Material provided:
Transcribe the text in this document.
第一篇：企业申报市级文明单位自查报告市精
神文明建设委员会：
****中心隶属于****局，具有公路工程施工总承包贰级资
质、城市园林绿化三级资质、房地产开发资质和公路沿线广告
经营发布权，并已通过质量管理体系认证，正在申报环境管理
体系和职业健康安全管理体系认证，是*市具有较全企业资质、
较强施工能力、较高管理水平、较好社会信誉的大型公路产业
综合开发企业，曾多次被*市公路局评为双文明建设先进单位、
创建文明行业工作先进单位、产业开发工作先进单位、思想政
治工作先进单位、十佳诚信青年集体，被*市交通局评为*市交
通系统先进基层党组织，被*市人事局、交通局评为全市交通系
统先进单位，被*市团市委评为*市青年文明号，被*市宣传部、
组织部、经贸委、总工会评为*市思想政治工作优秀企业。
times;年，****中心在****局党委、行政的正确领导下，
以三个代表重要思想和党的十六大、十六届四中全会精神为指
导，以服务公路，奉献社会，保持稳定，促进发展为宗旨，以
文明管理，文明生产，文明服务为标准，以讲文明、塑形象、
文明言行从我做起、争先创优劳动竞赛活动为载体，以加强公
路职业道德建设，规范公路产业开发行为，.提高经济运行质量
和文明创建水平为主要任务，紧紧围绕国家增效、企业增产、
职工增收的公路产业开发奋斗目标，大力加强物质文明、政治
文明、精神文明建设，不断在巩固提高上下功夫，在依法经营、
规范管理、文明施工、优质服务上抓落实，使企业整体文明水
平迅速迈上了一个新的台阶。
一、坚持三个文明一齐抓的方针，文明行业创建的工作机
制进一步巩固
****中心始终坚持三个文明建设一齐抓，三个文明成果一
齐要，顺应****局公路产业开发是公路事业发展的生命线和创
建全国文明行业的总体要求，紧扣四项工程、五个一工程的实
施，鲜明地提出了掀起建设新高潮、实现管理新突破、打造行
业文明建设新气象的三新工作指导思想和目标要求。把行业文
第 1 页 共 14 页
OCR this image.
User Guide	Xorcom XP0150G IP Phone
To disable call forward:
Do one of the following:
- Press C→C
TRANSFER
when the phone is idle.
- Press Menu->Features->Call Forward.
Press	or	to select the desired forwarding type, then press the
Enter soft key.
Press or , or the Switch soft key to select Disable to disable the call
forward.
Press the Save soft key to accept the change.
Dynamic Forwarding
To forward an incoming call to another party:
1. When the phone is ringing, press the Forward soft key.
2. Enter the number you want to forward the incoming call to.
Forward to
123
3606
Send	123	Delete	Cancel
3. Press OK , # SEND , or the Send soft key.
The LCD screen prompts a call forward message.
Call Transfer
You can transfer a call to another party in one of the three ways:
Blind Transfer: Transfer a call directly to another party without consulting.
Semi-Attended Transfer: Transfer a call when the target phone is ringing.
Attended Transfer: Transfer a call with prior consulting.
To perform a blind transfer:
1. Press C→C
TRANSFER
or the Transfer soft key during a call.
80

What you should do: Using the material above, copy every line in which the string "consulting" occurs.

Correct output:
Blind Transfer: Transfer a call directly to another party without consulting.
Attended Transfer: Transfer a call with prior consulting.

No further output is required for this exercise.